PROBLEM TO WORK ON: Below are records; state how many of their lines hold the word "https", and give only the figure.

RECORDS PROVIDED:
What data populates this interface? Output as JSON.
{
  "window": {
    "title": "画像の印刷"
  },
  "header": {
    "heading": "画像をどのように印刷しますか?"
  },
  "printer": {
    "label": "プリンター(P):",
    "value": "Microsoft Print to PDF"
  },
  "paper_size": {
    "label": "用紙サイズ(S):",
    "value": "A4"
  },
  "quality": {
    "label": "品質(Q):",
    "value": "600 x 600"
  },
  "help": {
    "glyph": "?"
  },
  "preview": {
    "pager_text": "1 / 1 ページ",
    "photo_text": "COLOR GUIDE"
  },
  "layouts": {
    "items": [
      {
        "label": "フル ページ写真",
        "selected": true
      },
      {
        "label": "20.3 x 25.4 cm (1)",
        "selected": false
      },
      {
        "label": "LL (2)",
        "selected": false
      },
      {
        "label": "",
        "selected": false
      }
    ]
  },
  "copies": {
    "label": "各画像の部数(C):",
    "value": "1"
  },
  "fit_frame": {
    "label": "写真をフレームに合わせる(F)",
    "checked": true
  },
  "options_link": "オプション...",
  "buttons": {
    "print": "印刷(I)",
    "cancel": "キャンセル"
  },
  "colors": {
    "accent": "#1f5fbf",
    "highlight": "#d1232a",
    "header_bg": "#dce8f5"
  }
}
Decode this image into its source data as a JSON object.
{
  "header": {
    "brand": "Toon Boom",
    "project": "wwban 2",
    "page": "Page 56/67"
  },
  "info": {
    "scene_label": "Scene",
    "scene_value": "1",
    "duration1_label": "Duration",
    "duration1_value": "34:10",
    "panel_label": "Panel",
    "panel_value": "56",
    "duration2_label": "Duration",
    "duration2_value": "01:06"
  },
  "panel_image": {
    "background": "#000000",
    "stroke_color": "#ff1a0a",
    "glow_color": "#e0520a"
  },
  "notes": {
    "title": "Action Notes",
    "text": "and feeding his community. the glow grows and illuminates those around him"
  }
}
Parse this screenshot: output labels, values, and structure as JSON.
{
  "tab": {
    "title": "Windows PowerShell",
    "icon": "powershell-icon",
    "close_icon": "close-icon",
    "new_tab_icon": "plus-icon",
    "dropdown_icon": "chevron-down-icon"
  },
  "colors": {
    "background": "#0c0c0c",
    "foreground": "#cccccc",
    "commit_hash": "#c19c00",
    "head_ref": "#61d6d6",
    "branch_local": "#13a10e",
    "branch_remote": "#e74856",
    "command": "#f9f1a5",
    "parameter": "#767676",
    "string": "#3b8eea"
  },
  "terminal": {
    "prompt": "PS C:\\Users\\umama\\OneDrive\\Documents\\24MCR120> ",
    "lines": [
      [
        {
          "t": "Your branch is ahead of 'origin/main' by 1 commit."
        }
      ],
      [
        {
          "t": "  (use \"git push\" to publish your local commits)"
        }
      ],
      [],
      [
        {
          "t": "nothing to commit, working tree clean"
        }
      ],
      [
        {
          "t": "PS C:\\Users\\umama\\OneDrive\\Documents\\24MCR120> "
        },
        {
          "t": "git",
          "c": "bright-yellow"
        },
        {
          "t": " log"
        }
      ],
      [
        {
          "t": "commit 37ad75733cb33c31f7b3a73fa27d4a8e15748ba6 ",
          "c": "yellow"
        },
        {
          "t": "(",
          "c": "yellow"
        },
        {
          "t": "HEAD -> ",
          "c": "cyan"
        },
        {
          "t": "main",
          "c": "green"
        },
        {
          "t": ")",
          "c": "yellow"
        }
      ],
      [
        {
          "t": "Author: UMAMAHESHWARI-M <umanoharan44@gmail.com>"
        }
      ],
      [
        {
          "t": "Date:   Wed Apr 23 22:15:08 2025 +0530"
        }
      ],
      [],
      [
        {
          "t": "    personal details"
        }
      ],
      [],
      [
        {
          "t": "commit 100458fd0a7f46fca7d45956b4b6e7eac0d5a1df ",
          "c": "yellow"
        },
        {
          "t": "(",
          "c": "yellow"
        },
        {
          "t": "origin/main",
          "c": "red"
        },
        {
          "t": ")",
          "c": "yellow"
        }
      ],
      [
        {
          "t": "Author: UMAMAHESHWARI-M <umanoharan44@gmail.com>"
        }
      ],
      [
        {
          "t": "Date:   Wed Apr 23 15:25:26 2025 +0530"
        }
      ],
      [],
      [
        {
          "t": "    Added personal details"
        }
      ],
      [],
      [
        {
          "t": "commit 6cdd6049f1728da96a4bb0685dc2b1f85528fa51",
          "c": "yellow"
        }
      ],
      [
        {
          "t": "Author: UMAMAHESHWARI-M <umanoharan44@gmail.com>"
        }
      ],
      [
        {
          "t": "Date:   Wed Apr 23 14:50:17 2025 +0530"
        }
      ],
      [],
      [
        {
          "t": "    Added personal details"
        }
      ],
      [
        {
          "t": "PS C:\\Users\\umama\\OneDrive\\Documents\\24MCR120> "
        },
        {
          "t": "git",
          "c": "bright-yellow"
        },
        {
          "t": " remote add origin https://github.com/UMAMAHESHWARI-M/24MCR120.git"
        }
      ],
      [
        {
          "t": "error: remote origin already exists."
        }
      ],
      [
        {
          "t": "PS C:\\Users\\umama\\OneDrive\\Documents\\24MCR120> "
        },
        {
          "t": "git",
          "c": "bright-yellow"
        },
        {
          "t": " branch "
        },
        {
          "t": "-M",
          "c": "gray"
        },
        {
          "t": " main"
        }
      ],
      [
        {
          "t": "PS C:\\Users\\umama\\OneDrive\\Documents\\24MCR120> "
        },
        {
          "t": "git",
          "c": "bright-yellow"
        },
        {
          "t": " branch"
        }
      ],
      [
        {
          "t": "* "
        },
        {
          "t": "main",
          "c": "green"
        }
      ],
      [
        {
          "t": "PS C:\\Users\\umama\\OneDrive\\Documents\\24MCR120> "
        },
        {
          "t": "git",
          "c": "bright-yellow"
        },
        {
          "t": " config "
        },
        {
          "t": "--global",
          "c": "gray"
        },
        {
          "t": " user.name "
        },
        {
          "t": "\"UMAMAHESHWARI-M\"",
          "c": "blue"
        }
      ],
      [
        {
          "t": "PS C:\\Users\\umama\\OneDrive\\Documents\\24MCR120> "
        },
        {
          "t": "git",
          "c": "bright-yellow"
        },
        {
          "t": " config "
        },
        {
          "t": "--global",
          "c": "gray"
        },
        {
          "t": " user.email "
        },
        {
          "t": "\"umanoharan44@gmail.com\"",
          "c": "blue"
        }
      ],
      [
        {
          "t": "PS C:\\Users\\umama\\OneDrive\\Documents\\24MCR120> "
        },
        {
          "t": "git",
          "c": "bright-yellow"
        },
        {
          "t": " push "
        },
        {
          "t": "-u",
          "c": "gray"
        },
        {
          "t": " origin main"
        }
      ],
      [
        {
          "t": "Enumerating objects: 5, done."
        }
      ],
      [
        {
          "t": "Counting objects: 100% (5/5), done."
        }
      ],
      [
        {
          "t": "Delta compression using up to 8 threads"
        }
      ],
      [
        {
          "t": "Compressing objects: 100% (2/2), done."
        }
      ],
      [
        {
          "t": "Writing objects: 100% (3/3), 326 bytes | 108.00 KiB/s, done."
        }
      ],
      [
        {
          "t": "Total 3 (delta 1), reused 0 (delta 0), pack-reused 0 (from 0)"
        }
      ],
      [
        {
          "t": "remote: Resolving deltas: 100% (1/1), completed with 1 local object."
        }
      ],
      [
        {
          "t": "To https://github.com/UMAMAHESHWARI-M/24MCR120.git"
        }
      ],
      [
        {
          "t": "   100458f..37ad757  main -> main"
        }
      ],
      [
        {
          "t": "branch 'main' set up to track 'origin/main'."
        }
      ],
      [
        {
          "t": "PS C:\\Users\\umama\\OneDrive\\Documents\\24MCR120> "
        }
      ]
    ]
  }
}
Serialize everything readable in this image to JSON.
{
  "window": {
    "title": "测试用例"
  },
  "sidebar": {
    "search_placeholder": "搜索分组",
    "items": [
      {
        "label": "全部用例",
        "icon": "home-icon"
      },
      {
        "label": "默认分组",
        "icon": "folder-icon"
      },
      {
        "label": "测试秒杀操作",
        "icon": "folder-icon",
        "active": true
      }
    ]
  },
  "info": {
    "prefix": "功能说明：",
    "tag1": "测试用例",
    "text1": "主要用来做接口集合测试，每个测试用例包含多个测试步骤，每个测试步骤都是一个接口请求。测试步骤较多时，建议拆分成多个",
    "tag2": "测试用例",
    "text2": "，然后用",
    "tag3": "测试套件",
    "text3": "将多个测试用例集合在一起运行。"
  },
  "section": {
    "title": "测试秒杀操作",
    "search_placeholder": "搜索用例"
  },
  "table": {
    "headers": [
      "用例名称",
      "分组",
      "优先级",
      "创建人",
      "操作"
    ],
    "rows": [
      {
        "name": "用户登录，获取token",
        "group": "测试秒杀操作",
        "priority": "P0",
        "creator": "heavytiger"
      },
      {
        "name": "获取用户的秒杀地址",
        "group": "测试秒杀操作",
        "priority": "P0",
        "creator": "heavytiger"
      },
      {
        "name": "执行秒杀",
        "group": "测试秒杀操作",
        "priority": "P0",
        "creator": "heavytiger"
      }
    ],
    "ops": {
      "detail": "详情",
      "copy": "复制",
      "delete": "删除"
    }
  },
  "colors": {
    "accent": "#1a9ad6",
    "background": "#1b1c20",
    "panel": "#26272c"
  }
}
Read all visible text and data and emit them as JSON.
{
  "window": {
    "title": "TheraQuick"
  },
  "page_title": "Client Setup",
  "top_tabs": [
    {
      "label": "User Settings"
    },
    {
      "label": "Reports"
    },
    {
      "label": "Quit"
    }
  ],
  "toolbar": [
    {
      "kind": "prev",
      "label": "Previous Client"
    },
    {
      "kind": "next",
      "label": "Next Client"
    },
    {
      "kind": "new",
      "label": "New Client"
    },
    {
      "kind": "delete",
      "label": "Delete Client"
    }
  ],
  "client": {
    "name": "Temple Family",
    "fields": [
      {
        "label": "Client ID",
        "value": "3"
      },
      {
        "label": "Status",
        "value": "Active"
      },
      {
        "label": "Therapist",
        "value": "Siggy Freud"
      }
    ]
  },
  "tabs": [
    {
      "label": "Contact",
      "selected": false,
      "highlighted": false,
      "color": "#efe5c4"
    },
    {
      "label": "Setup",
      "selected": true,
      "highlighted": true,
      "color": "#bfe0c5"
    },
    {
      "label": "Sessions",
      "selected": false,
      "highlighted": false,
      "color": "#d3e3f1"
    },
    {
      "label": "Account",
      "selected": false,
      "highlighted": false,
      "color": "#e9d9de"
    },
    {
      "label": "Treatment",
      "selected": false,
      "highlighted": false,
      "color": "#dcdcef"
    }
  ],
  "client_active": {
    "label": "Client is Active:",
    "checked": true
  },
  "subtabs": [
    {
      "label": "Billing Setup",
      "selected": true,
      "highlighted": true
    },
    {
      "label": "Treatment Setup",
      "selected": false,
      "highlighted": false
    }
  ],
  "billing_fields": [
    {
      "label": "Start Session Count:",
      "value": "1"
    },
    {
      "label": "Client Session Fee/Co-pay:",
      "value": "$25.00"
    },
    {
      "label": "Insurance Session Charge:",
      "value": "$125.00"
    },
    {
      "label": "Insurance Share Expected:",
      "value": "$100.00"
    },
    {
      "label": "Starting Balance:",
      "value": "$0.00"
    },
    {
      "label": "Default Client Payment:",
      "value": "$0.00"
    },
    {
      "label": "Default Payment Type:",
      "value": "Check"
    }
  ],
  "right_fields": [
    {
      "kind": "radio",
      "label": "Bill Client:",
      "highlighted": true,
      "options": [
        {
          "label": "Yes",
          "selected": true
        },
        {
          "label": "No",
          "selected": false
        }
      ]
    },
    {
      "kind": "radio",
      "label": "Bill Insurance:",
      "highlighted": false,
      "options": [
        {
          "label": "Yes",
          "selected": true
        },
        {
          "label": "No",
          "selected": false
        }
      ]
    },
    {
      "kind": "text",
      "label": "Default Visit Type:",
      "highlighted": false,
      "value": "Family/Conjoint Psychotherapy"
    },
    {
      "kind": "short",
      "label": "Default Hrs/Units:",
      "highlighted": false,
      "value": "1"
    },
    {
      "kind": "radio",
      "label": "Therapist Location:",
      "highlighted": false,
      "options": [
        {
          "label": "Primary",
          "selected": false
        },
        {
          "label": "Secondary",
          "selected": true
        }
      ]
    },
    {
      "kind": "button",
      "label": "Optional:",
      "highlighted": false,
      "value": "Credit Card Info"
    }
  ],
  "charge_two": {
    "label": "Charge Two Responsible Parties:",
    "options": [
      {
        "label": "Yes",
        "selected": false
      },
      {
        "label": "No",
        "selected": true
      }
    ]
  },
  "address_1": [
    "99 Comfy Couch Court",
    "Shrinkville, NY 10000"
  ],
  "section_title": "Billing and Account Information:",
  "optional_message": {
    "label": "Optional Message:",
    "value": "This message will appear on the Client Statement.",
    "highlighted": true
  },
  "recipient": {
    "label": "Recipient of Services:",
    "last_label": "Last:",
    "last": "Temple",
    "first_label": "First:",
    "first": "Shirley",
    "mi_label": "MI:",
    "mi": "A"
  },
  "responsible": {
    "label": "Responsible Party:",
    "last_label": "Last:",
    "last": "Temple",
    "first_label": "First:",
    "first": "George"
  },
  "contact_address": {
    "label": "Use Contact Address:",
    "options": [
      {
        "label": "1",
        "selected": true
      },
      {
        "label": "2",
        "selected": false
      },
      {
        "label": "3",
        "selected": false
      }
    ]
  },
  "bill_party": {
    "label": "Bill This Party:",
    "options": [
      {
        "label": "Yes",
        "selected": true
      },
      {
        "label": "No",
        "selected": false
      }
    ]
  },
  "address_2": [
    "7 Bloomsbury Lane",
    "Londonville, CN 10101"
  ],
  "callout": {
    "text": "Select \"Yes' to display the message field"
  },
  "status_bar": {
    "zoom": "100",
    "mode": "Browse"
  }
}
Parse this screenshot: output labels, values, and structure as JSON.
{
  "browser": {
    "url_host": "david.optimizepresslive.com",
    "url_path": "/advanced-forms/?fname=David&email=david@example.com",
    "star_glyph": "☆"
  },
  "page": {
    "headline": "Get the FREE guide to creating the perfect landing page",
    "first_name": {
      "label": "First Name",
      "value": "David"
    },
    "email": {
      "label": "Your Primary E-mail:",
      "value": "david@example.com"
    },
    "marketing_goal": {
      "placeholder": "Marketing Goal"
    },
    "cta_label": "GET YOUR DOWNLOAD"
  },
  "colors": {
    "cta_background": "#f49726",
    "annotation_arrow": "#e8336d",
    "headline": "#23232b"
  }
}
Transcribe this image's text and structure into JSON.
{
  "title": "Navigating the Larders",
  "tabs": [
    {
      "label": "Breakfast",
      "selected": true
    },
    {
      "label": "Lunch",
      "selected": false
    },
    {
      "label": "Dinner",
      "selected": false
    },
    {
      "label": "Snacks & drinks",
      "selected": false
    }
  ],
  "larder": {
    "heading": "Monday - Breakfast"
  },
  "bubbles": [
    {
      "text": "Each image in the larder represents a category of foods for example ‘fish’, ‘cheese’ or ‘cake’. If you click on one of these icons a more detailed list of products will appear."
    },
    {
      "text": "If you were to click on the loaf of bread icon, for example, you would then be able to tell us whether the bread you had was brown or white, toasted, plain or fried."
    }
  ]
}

COMPLETE RESPONSE: 2